[BEGIN RECORDS FOR THE EXERCISE]
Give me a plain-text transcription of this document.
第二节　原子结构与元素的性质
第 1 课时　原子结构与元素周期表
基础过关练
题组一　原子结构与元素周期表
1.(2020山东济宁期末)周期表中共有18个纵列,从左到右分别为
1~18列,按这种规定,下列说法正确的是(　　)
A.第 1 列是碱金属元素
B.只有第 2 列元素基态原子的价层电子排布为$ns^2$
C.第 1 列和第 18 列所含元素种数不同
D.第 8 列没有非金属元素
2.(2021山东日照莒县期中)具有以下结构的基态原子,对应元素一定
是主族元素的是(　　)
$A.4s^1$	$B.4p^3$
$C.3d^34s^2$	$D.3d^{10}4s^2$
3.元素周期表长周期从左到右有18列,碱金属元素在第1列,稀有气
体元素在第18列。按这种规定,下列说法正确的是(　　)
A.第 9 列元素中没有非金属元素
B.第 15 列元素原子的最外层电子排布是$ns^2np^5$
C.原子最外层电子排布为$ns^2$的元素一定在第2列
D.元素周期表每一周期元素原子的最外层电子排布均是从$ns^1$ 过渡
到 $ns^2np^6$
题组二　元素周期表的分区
[END RECORDS FOR THE EXERCISE]
▸ **GOAL**:
All of the records must be repeated exactly.

▸ **THE RESPONSE**:
Give me a plain-text transcription of this document.
第二节　原子结构与元素的性质
第 1 课时　原子结构与元素周期表
基础过关练
题组一　原子结构与元素周期表
1.(2020山东济宁期末)周期表中共有18个纵列,从左到右分别为
1~18列,按这种规定,下列说法正确的是(　　)
A.第 1 列是碱金属元素
B.只有第 2 列元素基态原子的价层电子排布为$ns^2$
C.第 1 列和第 18 列所含元素种数不同
D.第 8 列没有非金属元素
2.(2021山东日照莒县期中)具有以下结构的基态原子,对应元素一定
是主族元素的是(　　)
$A.4s^1$	$B.4p^3$
$C.3d^34s^2$	$D.3d^{10}4s^2$
3.元素周期表长周期从左到右有18列,碱金属元素在第1列,稀有气
体元素在第18列。按这种规定,下列说法正确的是(　　)
A.第 9 列元素中没有非金属元素
B.第 15 列元素原子的最外层电子排布是$ns^2np^5$
C.原子最外层电子排布为$ns^2$的元素一定在第2列
D.元素周期表每一周期元素原子的最外层电子排布均是从$ns^1$ 过渡
到 $ns^2np^6$
题组二　元素周期表的分区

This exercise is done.